EXERCISE INSTRUCTIONS. Restate the full set of records exactly, without adding or dropping a word.

Stored records.
....

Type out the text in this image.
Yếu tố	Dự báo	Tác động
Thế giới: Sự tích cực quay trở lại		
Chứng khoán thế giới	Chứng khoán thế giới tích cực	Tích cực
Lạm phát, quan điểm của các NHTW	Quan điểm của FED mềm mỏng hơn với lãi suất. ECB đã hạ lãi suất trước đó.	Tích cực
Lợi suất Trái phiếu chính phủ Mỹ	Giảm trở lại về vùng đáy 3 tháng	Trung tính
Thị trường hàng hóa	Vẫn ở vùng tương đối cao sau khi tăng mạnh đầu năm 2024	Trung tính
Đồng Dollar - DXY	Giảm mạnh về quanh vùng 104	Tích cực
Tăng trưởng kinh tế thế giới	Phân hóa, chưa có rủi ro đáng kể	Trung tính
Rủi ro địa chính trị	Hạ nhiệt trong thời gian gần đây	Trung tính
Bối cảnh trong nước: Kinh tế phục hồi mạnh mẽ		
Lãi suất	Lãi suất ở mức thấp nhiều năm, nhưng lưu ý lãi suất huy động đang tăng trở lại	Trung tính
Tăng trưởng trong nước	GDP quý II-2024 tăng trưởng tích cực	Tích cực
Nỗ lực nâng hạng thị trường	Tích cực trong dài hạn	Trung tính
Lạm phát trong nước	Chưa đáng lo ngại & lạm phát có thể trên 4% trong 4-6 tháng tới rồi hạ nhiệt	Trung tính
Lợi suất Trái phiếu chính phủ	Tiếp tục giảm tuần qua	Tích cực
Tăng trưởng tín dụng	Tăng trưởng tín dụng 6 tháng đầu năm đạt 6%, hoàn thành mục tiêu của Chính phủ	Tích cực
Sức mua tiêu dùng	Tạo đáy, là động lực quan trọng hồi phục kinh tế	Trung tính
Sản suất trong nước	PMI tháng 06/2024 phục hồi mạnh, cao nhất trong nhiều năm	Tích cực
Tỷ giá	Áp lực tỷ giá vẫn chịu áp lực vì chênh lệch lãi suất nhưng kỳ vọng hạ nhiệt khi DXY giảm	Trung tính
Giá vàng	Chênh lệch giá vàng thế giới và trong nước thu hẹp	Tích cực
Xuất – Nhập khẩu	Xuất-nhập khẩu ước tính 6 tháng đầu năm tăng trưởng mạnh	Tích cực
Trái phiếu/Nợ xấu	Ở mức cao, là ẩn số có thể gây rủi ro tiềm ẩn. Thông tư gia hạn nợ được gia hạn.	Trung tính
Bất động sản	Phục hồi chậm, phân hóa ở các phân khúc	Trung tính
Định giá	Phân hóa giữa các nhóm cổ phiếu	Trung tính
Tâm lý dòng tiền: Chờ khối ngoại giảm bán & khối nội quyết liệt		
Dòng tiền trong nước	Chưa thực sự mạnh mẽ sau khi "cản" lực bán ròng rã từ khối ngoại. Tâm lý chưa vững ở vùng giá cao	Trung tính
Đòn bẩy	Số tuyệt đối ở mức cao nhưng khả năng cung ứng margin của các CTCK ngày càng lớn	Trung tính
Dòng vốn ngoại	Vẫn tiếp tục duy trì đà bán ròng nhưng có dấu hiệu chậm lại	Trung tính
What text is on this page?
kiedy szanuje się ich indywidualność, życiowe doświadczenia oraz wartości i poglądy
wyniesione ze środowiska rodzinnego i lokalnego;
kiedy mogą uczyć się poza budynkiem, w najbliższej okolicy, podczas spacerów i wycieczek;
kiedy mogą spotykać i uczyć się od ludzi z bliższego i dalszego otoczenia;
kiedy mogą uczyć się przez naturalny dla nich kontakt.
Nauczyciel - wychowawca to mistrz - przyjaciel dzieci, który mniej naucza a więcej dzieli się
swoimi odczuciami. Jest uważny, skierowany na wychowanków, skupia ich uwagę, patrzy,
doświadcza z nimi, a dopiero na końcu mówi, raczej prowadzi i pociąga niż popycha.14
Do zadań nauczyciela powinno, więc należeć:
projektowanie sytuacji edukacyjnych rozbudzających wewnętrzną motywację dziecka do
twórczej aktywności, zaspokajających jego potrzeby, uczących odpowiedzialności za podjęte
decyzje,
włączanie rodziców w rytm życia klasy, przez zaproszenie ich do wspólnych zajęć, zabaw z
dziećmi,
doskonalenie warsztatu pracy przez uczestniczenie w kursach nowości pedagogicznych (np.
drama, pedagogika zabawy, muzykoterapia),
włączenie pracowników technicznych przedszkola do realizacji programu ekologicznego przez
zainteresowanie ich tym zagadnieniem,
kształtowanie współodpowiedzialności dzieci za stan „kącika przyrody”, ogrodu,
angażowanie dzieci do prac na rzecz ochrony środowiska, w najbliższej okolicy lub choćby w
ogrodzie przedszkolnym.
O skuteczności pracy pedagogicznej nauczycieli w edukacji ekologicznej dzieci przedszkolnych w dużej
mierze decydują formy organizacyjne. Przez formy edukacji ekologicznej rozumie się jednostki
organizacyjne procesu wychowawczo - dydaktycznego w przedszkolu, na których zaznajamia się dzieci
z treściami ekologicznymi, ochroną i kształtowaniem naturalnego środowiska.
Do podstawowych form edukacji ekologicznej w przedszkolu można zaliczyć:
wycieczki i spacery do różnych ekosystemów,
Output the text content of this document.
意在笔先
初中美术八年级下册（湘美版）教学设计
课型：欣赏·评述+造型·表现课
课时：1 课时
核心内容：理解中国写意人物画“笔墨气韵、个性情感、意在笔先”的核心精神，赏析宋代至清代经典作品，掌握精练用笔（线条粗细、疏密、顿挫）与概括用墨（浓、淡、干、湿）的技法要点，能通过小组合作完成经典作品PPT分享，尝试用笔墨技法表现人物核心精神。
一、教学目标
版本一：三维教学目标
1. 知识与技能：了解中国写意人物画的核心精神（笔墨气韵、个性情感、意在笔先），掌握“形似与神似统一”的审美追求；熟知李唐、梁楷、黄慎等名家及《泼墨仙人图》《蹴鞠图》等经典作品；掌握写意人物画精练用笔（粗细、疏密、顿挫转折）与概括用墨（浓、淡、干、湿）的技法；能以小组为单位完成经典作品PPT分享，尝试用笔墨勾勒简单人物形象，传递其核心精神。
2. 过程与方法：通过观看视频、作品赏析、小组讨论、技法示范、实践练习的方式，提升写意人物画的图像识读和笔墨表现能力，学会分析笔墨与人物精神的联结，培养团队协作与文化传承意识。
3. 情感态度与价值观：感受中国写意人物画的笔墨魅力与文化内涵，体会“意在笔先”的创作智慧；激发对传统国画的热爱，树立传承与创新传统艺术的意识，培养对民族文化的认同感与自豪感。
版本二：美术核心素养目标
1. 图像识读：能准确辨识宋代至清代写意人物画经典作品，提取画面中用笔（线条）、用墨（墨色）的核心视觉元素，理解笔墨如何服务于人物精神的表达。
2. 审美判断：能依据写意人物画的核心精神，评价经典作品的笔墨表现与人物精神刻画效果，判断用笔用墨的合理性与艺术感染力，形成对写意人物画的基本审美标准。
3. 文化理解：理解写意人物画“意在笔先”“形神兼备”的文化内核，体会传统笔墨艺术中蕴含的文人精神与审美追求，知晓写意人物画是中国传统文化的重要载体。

....

SOLUTION TO THIS EXERCISE.
Type out the text in this image.
Yếu tố	Dự báo	Tác động
Thế giới: Sự tích cực quay trở lại		
Chứng khoán thế giới	Chứng khoán thế giới tích cực	Tích cực
Lạm phát, quan điểm của các NHTW	Quan điểm của FED mềm mỏng hơn với lãi suất. ECB đã hạ lãi suất trước đó.	Tích cực
Lợi suất Trái phiếu chính phủ Mỹ	Giảm trở lại về vùng đáy 3 tháng	Trung tính
Thị trường hàng hóa	Vẫn ở vùng tương đối cao sau khi tăng mạnh đầu năm 2024	Trung tính
Đồng Dollar - DXY	Giảm mạnh về quanh vùng 104	Tích cực
Tăng trưởng kinh tế thế giới	Phân hóa, chưa có rủi ro đáng kể	Trung tính
Rủi ro địa chính trị	Hạ nhiệt trong thời gian gần đây	Trung tính
Bối cảnh trong nước: Kinh tế phục hồi mạnh mẽ		
Lãi suất	Lãi suất ở mức thấp nhiều năm, nhưng lưu ý lãi suất huy động đang tăng trở lại	Trung tính
Tăng trưởng trong nước	GDP quý II-2024 tăng trưởng tích cực	Tích cực
Nỗ lực nâng hạng thị trường	Tích cực trong dài hạn	Trung tính
Lạm phát trong nước	Chưa đáng lo ngại & lạm phát có thể trên 4% trong 4-6 tháng tới rồi hạ nhiệt	Trung tính
Lợi suất Trái phiếu chính phủ	Tiếp tục giảm tuần qua	Tích cực
Tăng trưởng tín dụng	Tăng trưởng tín dụng 6 tháng đầu năm đạt 6%, hoàn thành mục tiêu của Chính phủ	Tích cực
Sức mua tiêu dùng	Tạo đáy, là động lực quan trọng hồi phục kinh tế	Trung tính
Sản suất trong nước	PMI tháng 06/2024 phục hồi mạnh, cao nhất trong nhiều năm	Tích cực
Tỷ giá	Áp lực tỷ giá vẫn chịu áp lực vì chênh lệch lãi suất nhưng kỳ vọng hạ nhiệt khi DXY giảm	Trung tính
Giá vàng	Chênh lệch giá vàng thế giới và trong nước thu hẹp	Tích cực
Xuất – Nhập khẩu	Xuất-nhập khẩu ước tính 6 tháng đầu năm tăng trưởng mạnh	Tích cực
Trái phiếu/Nợ xấu	Ở mức cao, là ẩn số có thể gây rủi ro tiềm ẩn. Thông tư gia hạn nợ được gia hạn.	Trung tính
Bất động sản	Phục hồi chậm, phân hóa ở các phân khúc	Trung tính
Định giá	Phân hóa giữa các nhóm cổ phiếu	Trung tính
Tâm lý dòng tiền: Chờ khối ngoại giảm bán & khối nội quyết liệt		
Dòng tiền trong nước	Chưa thực sự mạnh mẽ sau khi "cản" lực bán ròng rã từ khối ngoại. Tâm lý chưa vững ở vùng giá cao	Trung tính
Đòn bẩy	Số tuyệt đối ở mức cao nhưng khả năng cung ứng margin của các CTCK ngày càng lớn	Trung tính
Dòng vốn ngoại	Vẫn tiếp tục duy trì đà bán ròng nhưng có dấu hiệu chậm lại	Trung tính
What text is on this page?
kiedy szanuje się ich indywidualność, życiowe doświadczenia oraz wartości i poglądy
wyniesione ze środowiska rodzinnego i lokalnego;
kiedy mogą uczyć się poza budynkiem, w najbliższej okolicy, podczas spacerów i wycieczek;
kiedy mogą spotykać i uczyć się od ludzi z bliższego i dalszego otoczenia;
kiedy mogą uczyć się przez naturalny dla nich kontakt.
Nauczyciel - wychowawca to mistrz - przyjaciel dzieci, który mniej naucza a więcej dzieli się
swoimi odczuciami. Jest uważny, skierowany na wychowanków, skupia ich uwagę, patrzy,
doświadcza z nimi, a dopiero na końcu mówi, raczej prowadzi i pociąga niż popycha.14
Do zadań nauczyciela powinno, więc należeć:
projektowanie sytuacji edukacyjnych rozbudzających wewnętrzną motywację dziecka do
twórczej aktywności, zaspokajających jego potrzeby, uczących odpowiedzialności za podjęte
decyzje,
włączanie rodziców w rytm życia klasy, przez zaproszenie ich do wspólnych zajęć, zabaw z
dziećmi,
doskonalenie warsztatu pracy przez uczestniczenie w kursach nowości pedagogicznych (np.
drama, pedagogika zabawy, muzykoterapia),
włączenie pracowników technicznych przedszkola do realizacji programu ekologicznego przez
zainteresowanie ich tym zagadnieniem,
kształtowanie współodpowiedzialności dzieci za stan „kącika przyrody”, ogrodu,
angażowanie dzieci do prac na rzecz ochrony środowiska, w najbliższej okolicy lub choćby w
ogrodzie przedszkolnym.
O skuteczności pracy pedagogicznej nauczycieli w edukacji ekologicznej dzieci przedszkolnych w dużej
mierze decydują formy organizacyjne. Przez formy edukacji ekologicznej rozumie się jednostki
organizacyjne procesu wychowawczo - dydaktycznego w przedszkolu, na których zaznajamia się dzieci
z treściami ekologicznymi, ochroną i kształtowaniem naturalnego środowiska.
Do podstawowych form edukacji ekologicznej w przedszkolu można zaliczyć:
wycieczki i spacery do różnych ekosystemów,
Output the text content of this document.
意在笔先
初中美术八年级下册（湘美版）教学设计
课型：欣赏·评述+造型·表现课
课时：1 课时
核心内容：理解中国写意人物画“笔墨气韵、个性情感、意在笔先”的核心精神，赏析宋代至清代经典作品，掌握精练用笔（线条粗细、疏密、顿挫）与概括用墨（浓、淡、干、湿）的技法要点，能通过小组合作完成经典作品PPT分享，尝试用笔墨技法表现人物核心精神。
一、教学目标
版本一：三维教学目标
1. 知识与技能：了解中国写意人物画的核心精神（笔墨气韵、个性情感、意在笔先），掌握“形似与神似统一”的审美追求；熟知李唐、梁楷、黄慎等名家及《泼墨仙人图》《蹴鞠图》等经典作品；掌握写意人物画精练用笔（粗细、疏密、顿挫转折）与概括用墨（浓、淡、干、湿）的技法；能以小组为单位完成经典作品PPT分享，尝试用笔墨勾勒简单人物形象，传递其核心精神。
2. 过程与方法：通过观看视频、作品赏析、小组讨论、技法示范、实践练习的方式，提升写意人物画的图像识读和笔墨表现能力，学会分析笔墨与人物精神的联结，培养团队协作与文化传承意识。
3. 情感态度与价值观：感受中国写意人物画的笔墨魅力与文化内涵，体会“意在笔先”的创作智慧；激发对传统国画的热爱，树立传承与创新传统艺术的意识，培养对民族文化的认同感与自豪感。
版本二：美术核心素养目标
1. 图像识读：能准确辨识宋代至清代写意人物画经典作品，提取画面中用笔（线条）、用墨（墨色）的核心视觉元素，理解笔墨如何服务于人物精神的表达。
2. 审美判断：能依据写意人物画的核心精神，评价经典作品的笔墨表现与人物精神刻画效果，判断用笔用墨的合理性与艺术感染力，形成对写意人物画的基本审美标准。
3. 文化理解：理解写意人物画“意在笔先”“形神兼备”的文化内核，体会传统笔墨艺术中蕴含的文人精神与审美追求，知晓写意人物画是中国传统文化的重要载体。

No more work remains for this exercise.